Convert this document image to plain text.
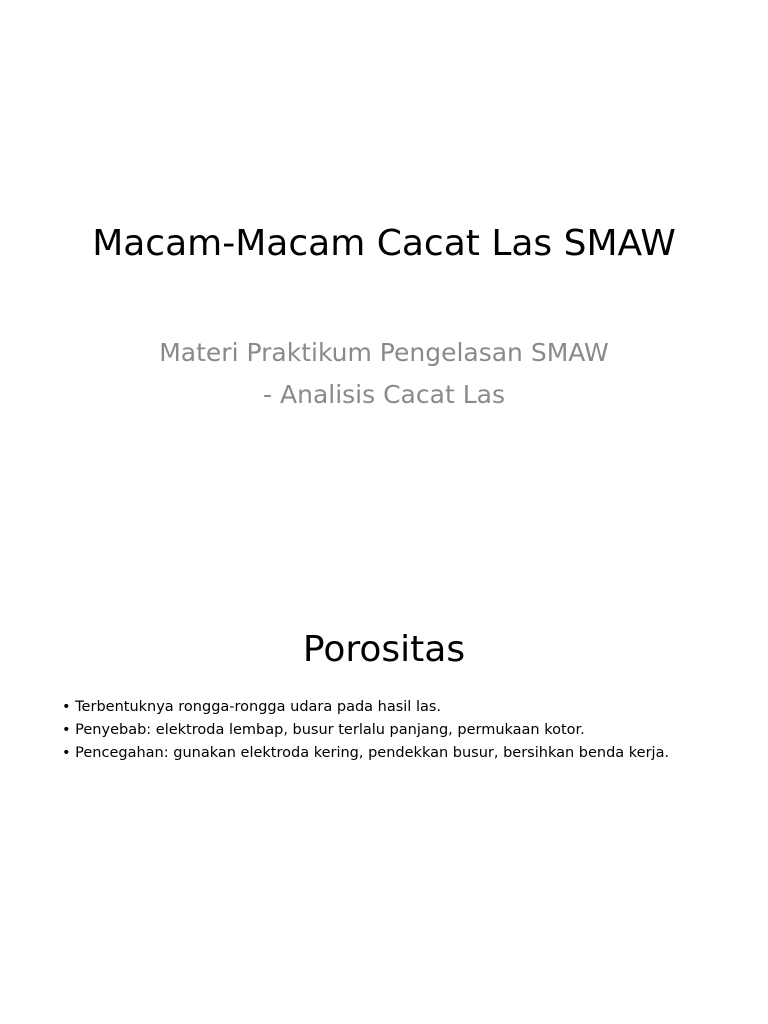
Macam-Macam Cacat Las SMAW
Materi Praktikum Pengelasan SMAW
- Analisis Cacat Las
Porositas
• Terbentuknya rongga-rongga udara pada hasil las.
• Penyebab: elektroda lembap, busur terlalu panjang, permukaan kotor.
• Pencegahan: gunakan elektroda kering, pendekkan busur, bersihkan benda kerja.
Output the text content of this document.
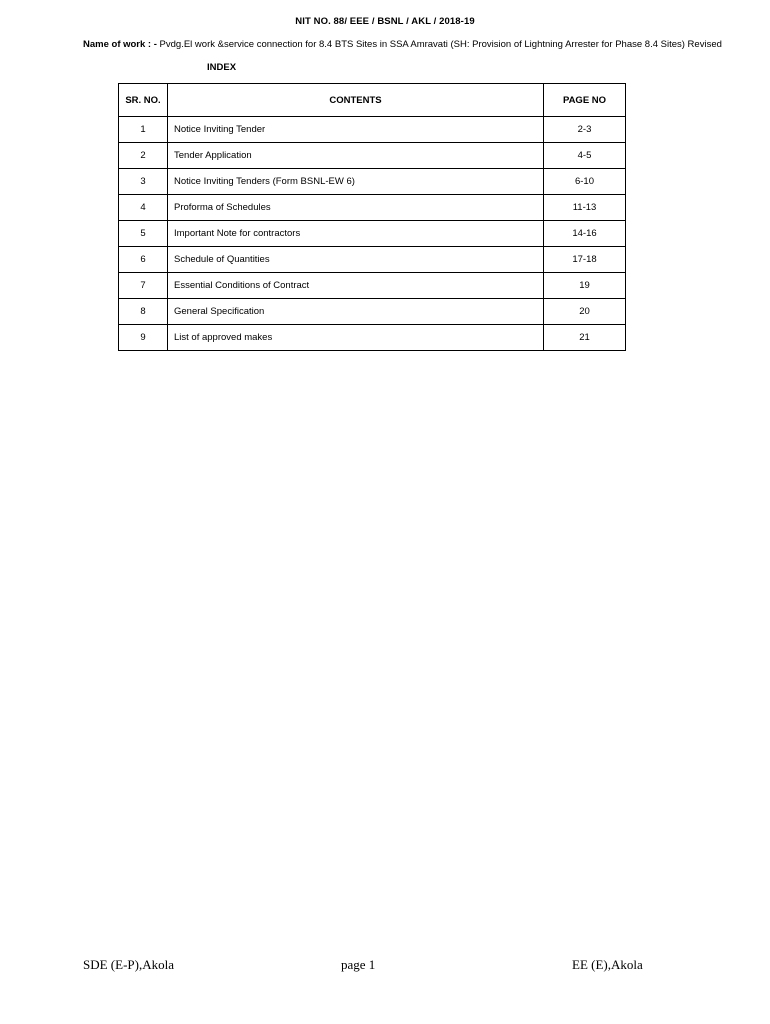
NIT NO. 88/ EEE / BSNL / AKL / 2018-19
Name of work : - Pvdg.El work &service connection for 8.4 BTS Sites in SSA Amravati (SH: Provision of Lightning Arrester for Phase 8.4 Sites) Revised
INDEX
SR. NO.	CONTENTS	PAGE NO
1	Notice Inviting Tender	2-3
2	Tender Application	4-5
3	Notice Inviting Tenders (Form BSNL-EW 6)	6-10
4	Proforma of Schedules	11-13
5	Important Note for contractors	14-16
6	Schedule of Quantities	17-18
7	Essential Conditions of Contract	19
8	General Specification	20
9	List of approved makes	21
SDE (E-P),Akola	page 1	EE (E),Akola
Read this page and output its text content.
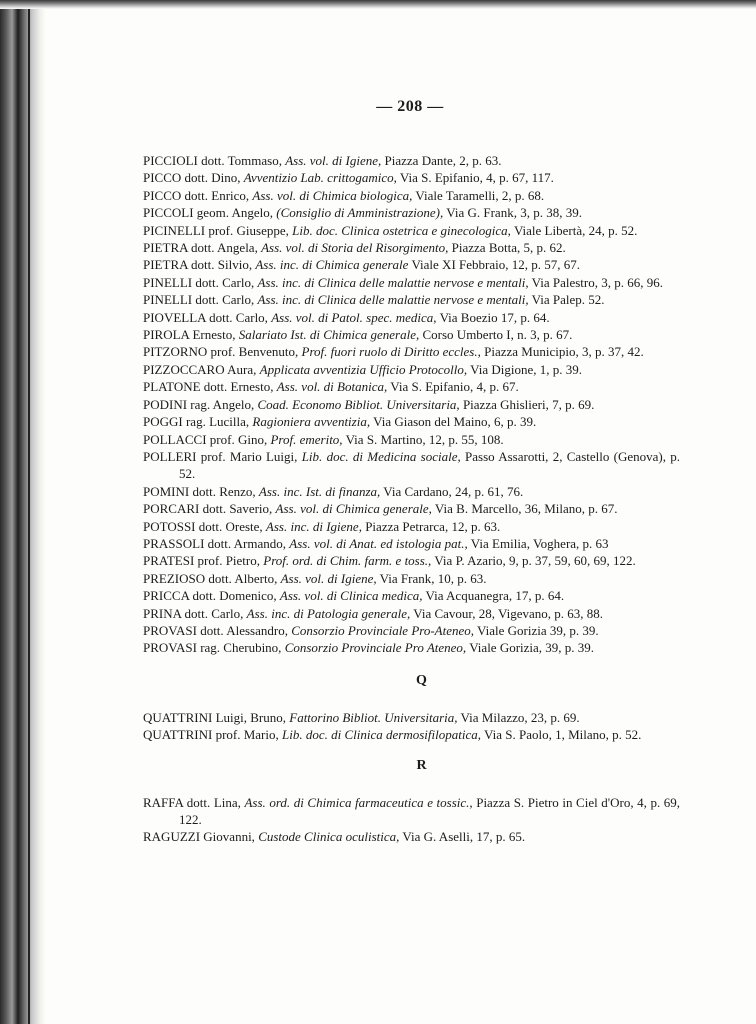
— 208 —
PICCIOLI dott. Tommaso, Ass. vol. di Igiene, Piazza Dante, 2, p. 63.
PICCO dott. Dino, Avventizio Lab. crittogamico, Via S. Epifanio, 4, p. 67, 117.
PICCO dott. Enrico, Ass. vol. di Chimica biologica, Viale Taramelli, 2, p. 68.
PICCOLI geom. Angelo, (Consiglio di Amministrazione), Via G. Frank, 3, p. 38, 39.
PICINELLI prof. Giuseppe, Lib. doc. Clinica ostetrica e ginecologica, Viale Libertà, 24, p. 52.
PIETRA dott. Angela, Ass. vol. di Storia del Risorgimento, Piazza Botta, 5, p. 62.
PIETRA dott. Silvio, Ass. inc. di Chimica generale Viale XI Febbraio, 12, p. 57, 67.
PINELLI dott. Carlo, Ass. inc. di Clinica delle malattie nervose e mentali, Via Palestro, 3, p. 66, 96.
PINELLI dott. Carlo, Ass. inc. di Clinica delle malattie nervose e mentali, Via Palep. 52.
PIOVELLA dott. Carlo, Ass. vol. di Patol. spec. medica, Via Boezio 17, p. 64.
PIROLA Ernesto, Salariato Ist. di Chimica generale, Corso Umberto I, n. 3, p. 67.
PITZORNO prof. Benvenuto, Prof. fuori ruolo di Diritto eccles., Piazza Municipio, 3, p. 37, 42.
PIZZOCCARO Aura, Applicata avventizia Ufficio Protocollo, Via Digione, 1, p. 39.
PLATONE dott. Ernesto, Ass. vol. di Botanica, Via S. Epifanio, 4, p. 67.
PODINI rag. Angelo, Coad. Economo Bibliot. Universitaria, Piazza Ghislieri, 7, p. 69.
POGGI rag. Lucilla, Ragioniera avventizia, Via Giason del Maino, 6, p. 39.
POLLACCI prof. Gino, Prof. emerito, Via S. Martino, 12, p. 55, 108.
POLLERI prof. Mario Luigi, Lib. doc. di Medicina sociale, Passo Assarotti, 2, Castello (Genova), p. 52.
POMINI dott. Renzo, Ass. inc. Ist. di finanza, Via Cardano, 24, p. 61, 76.
PORCARI dott. Saverio, Ass. vol. di Chimica generale, Via B. Marcello, 36, Milano, p. 67.
POTOSSI dott. Oreste, Ass. inc. di Igiene, Piazza Petrarca, 12, p. 63.
PRASSOLI dott. Armando, Ass. vol. di Anat. ed istologia pat., Via Emilia, Voghera, p. 63
PRATESI prof. Pietro, Prof. ord. di Chim. farm. e toss., Via P. Azario, 9, p. 37, 59, 60, 69, 122.
PREZIOSO dott. Alberto, Ass. vol. di Igiene, Via Frank, 10, p. 63.
PRICCA dott. Domenico, Ass. vol. di Clinica medica, Via Acquanegra, 17, p. 64.
PRINA dott. Carlo, Ass. inc. di Patologia generale, Via Cavour, 28, Vigevano, p. 63, 88.
PROVASI dott. Alessandro, Consorzio Provinciale Pro-Ateneo, Viale Gorizia 39, p. 39.
PROVASI rag. Cherubino, Consorzio Provinciale Pro Ateneo, Viale Gorizia, 39, p. 39.
Q
QUATTRINI Luigi, Bruno, Fattorino Bibliot. Universitaria, Via Milazzo, 23, p. 69.
QUATTRINI prof. Mario, Lib. doc. di Clinica dermosifilopatica, Via S. Paolo, 1, Milano, p. 52.
R
RAFFA dott. Lina, Ass. ord. di Chimica farmaceutica e tossic., Piazza S. Pietro in Ciel d'Oro, 4, p. 69, 122.
RAGUZZI Giovanni, Custode Clinica oculistica, Via G. Aselli, 17, p. 65.
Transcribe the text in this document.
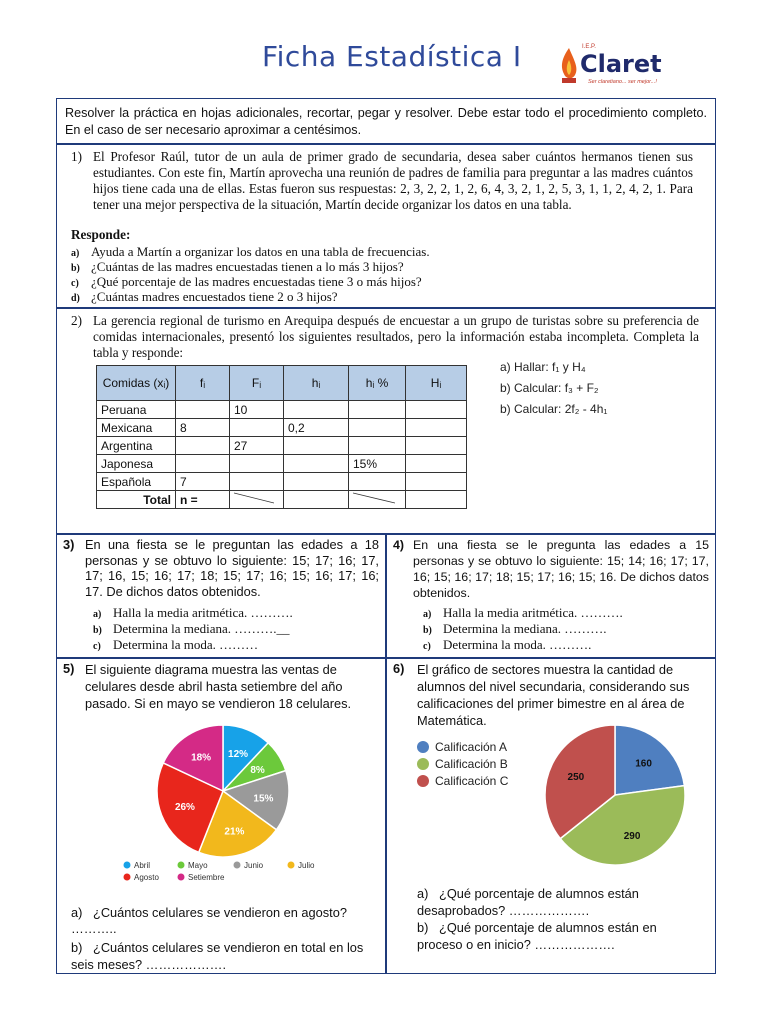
Ficha Estadística I	I.E.P.
Claret
Ser claretiano... ser mejor...!
Resolver la práctica en hojas adicionales, recortar, pegar y resolver. Debe estar todo el procedimiento completo. En el caso de ser necesario aproximar a centésimos.
1) El Profesor Raúl, tutor de un aula de primer grado de secundaria, desea saber cuántos hermanos tienen sus estudiantes. Con este fin, Martín aprovecha una reunión de padres de familia para preguntar a las madres cuántos hijos tiene cada una de ellas. Estas fueron sus respuestas: 2, 3, 2, 2, 1, 2, 6, 4, 3, 2, 1, 2, 5, 3, 1, 1, 2, 4, 2, 1. Para tener una mejor perspectiva de la situación, Martín decide organizar los datos en una tabla.
Responde:
a) Ayuda a Martín a organizar los datos en una tabla de frecuencias.
b) ¿Cuántas de las madres encuestadas tienen a lo más 3 hijos?
c) ¿Qué porcentaje de las madres encuestadas tiene 3 o más hijos?
d) ¿Cuántas madres encuestados tiene 2 o 3 hijos?
2) La gerencia regional de turismo en Arequipa después de encuestar a un grupo de turistas sobre su preferencia de comidas internacionales, presentó los siguientes resultados, pero la información estaba incompleta. Completa la tabla y responde:
Comidas (xᵢ)	fᵢ	Fᵢ	hᵢ	hᵢ %	Hᵢ
Peruana		10			
Mexicana	8		0,2		
Argentina		27			
Japonesa				15%	
Española	7				
Total	n =				
a) Hallar: f₁ y H₄
b) Calcular: f₃ + F₂
b) Calcular: 2f₂ - 4h₁
3) En una fiesta se le preguntan las edades a 18 personas y se obtuvo lo siguiente: 15; 17; 16; 17, 17; 16, 15; 16; 17; 18; 15; 17; 16; 15; 16; 17; 16; 17. De dichos datos obtenidos.
a) Halla la media aritmética. ……….
b) Determina la mediana. ……….__
c) Determina la moda. ………
4) En una fiesta se le pregunta las edades a 15 personas y se obtuvo lo siguiente: 15; 14; 16; 17; 17, 16; 15; 16; 17; 18; 15; 17; 16; 15; 16. De dichos datos obtenidos.
a) Halla la media aritmética. ……….
b) Determina la mediana. ……….
c) Determina la moda. ……….
5) El siguiente diagrama muestra las ventas de celulares desde abril hasta setiembre del año pasado. Si en mayo se vendieron 18 celulares.
12%
8%
15%
21%
26%
18%
Abril	Mayo	Junio	Julio
Agosto	Setiembre
a) ¿Cuántos celulares se vendieron en agosto? ………..
b) ¿Cuántos celulares se vendieron en total en los seis meses? ……………….
6) El gráfico de sectores muestra la cantidad de alumnos del nivel secundaria, considerando sus calificaciones del primer bimestre en al área de Matemática.
160
290
250
Calificación A
Calificación B
Calificación C
a) ¿Qué porcentaje de alumnos están desaprobados? ……………….
b) ¿Qué porcentaje de alumnos están en proceso o en inicio? ……………….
__________
GIVEN REQUEST = Skip the pictures and transcribe the rest of the records exactly.

RESULT OF THIS EXERCISE =
Convert this document image to plain text.
Macam-Macam Cacat Las SMAW
Materi Praktikum Pengelasan SMAW
- Analisis Cacat Las
Porositas
• Terbentuknya rongga-rongga udara pada hasil las.
• Penyebab: elektroda lembap, busur terlalu panjang, permukaan kotor.
• Pencegahan: gunakan elektroda kering, pendekkan busur, bersihkan benda kerja.
Output the text content of this document.
NIT NO. 88/ EEE / BSNL / AKL / 2018-19
Name of work : - Pvdg.El work &service connection for 8.4 BTS Sites in SSA Amravati (SH: Provision of Lightning Arrester for Phase 8.4 Sites) Revised
INDEX
SR. NO.	CONTENTS	PAGE NO
1	Notice Inviting Tender	2-3
2	Tender Application	4-5
3	Notice Inviting Tenders (Form BSNL-EW 6)	6-10
4	Proforma of Schedules	11-13
5	Important Note for contractors	14-16
6	Schedule of Quantities	17-18
7	Essential Conditions of Contract	19
8	General Specification	20
9	List of approved makes	21
SDE (E-P),Akola	page 1	EE (E),Akola
Read this page and output its text content.
— 208 —
PICCIOLI dott. Tommaso, Ass. vol. di Igiene, Piazza Dante, 2, p. 63.
PICCO dott. Dino, Avventizio Lab. crittogamico, Via S. Epifanio, 4, p. 67, 117.
PICCO dott. Enrico, Ass. vol. di Chimica biologica, Viale Taramelli, 2, p. 68.
PICCOLI geom. Angelo, (Consiglio di Amministrazione), Via G. Frank, 3, p. 38, 39.
PICINELLI prof. Giuseppe, Lib. doc. Clinica ostetrica e ginecologica, Viale Libertà, 24, p. 52.
PIETRA dott. Angela, Ass. vol. di Storia del Risorgimento, Piazza Botta, 5, p. 62.
PIETRA dott. Silvio, Ass. inc. di Chimica generale Viale XI Febbraio, 12, p. 57, 67.
PINELLI dott. Carlo, Ass. inc. di Clinica delle malattie nervose e mentali, Via Palestro, 3, p. 66, 96.
PINELLI dott. Carlo, Ass. inc. di Clinica delle malattie nervose e mentali, Via Palep. 52.
PIOVELLA dott. Carlo, Ass. vol. di Patol. spec. medica, Via Boezio 17, p. 64.
PIROLA Ernesto, Salariato Ist. di Chimica generale, Corso Umberto I, n. 3, p. 67.
PITZORNO prof. Benvenuto, Prof. fuori ruolo di Diritto eccles., Piazza Municipio, 3, p. 37, 42.
PIZZOCCARO Aura, Applicata avventizia Ufficio Protocollo, Via Digione, 1, p. 39.
PLATONE dott. Ernesto, Ass. vol. di Botanica, Via S. Epifanio, 4, p. 67.
PODINI rag. Angelo, Coad. Economo Bibliot. Universitaria, Piazza Ghislieri, 7, p. 69.
POGGI rag. Lucilla, Ragioniera avventizia, Via Giason del Maino, 6, p. 39.
POLLACCI prof. Gino, Prof. emerito, Via S. Martino, 12, p. 55, 108.
POLLERI prof. Mario Luigi, Lib. doc. di Medicina sociale, Passo Assarotti, 2, Castello (Genova), p. 52.
POMINI dott. Renzo, Ass. inc. Ist. di finanza, Via Cardano, 24, p. 61, 76.
PORCARI dott. Saverio, Ass. vol. di Chimica generale, Via B. Marcello, 36, Milano, p. 67.
POTOSSI dott. Oreste, Ass. inc. di Igiene, Piazza Petrarca, 12, p. 63.
PRASSOLI dott. Armando, Ass. vol. di Anat. ed istologia pat., Via Emilia, Voghera, p. 63
PRATESI prof. Pietro, Prof. ord. di Chim. farm. e toss., Via P. Azario, 9, p. 37, 59, 60, 69, 122.
PREZIOSO dott. Alberto, Ass. vol. di Igiene, Via Frank, 10, p. 63.
PRICCA dott. Domenico, Ass. vol. di Clinica medica, Via Acquanegra, 17, p. 64.
PRINA dott. Carlo, Ass. inc. di Patologia generale, Via Cavour, 28, Vigevano, p. 63, 88.
PROVASI dott. Alessandro, Consorzio Provinciale Pro-Ateneo, Viale Gorizia 39, p. 39.
PROVASI rag. Cherubino, Consorzio Provinciale Pro Ateneo, Viale Gorizia, 39, p. 39.
Q
QUATTRINI Luigi, Bruno, Fattorino Bibliot. Universitaria, Via Milazzo, 23, p. 69.
QUATTRINI prof. Mario, Lib. doc. di Clinica dermosifilopatica, Via S. Paolo, 1, Milano, p. 52.
R
RAFFA dott. Lina, Ass. ord. di Chimica farmaceutica e tossic., Piazza S. Pietro in Ciel d'Oro, 4, p. 69, 122.
RAGUZZI Giovanni, Custode Clinica oculistica, Via G. Aselli, 17, p. 65.
Transcribe the text in this document.
Ficha Estadística I	I.E.P.
Claret
Ser claretiano... ser mejor...!
Resolver la práctica en hojas adicionales, recortar, pegar y resolver. Debe estar todo el procedimiento completo. En el caso de ser necesario aproximar a centésimos.
1) El Profesor Raúl, tutor de un aula de primer grado de secundaria, desea saber cuántos hermanos tienen sus estudiantes. Con este fin, Martín aprovecha una reunión de padres de familia para preguntar a las madres cuántos hijos tiene cada una de ellas. Estas fueron sus respuestas: 2, 3, 2, 2, 1, 2, 6, 4, 3, 2, 1, 2, 5, 3, 1, 1, 2, 4, 2, 1. Para tener una mejor perspectiva de la situación, Martín decide organizar los datos en una tabla.
Responde:
a) Ayuda a Martín a organizar los datos en una tabla de frecuencias.
b) ¿Cuántas de las madres encuestadas tienen a lo más 3 hijos?
c) ¿Qué porcentaje de las madres encuestadas tiene 3 o más hijos?
d) ¿Cuántas madres encuestados tiene 2 o 3 hijos?
2) La gerencia regional de turismo en Arequipa después de encuestar a un grupo de turistas sobre su preferencia de comidas internacionales, presentó los siguientes resultados, pero la información estaba incompleta. Completa la tabla y responde:
Comidas (xᵢ)	fᵢ	Fᵢ	hᵢ	hᵢ %	Hᵢ
Peruana		10			
Mexicana	8		0,2		
Argentina		27			
Japonesa				15%	
Española	7				
Total	n =				
a) Hallar: f₁ y H₄
b) Calcular: f₃ + F₂
b) Calcular: 2f₂ - 4h₁
3) En una fiesta se le preguntan las edades a 18 personas y se obtuvo lo siguiente: 15; 17; 16; 17, 17; 16, 15; 16; 17; 18; 15; 17; 16; 15; 16; 17; 16; 17. De dichos datos obtenidos.
a) Halla la media aritmética. ……….
b) Determina la mediana. ……….__
c) Determina la moda. ………
4) En una fiesta se le pregunta las edades a 15 personas y se obtuvo lo siguiente: 15; 14; 16; 17; 17, 16; 15; 16; 17; 18; 15; 17; 16; 15; 16. De dichos datos obtenidos.
a) Halla la media aritmética. ……….
b) Determina la mediana. ……….
c) Determina la moda. ……….
5) El siguiente diagrama muestra las ventas de celulares desde abril hasta setiembre del año pasado. Si en mayo se vendieron 18 celulares.
12%
8%
15%
21%
26%
18%
Abril	Mayo	Junio	Julio
Agosto	Setiembre
a) ¿Cuántos celulares se vendieron en agosto? ………..
b) ¿Cuántos celulares se vendieron en total en los seis meses? ……………….
6) El gráfico de sectores muestra la cantidad de alumnos del nivel secundaria, considerando sus calificaciones del primer bimestre en al área de Matemática.
160
290
250
Calificación A
Calificación B
Calificación C
a) ¿Qué porcentaje de alumnos están desaprobados? ……………….
b) ¿Qué porcentaje de alumnos están en proceso o en inicio? ……………….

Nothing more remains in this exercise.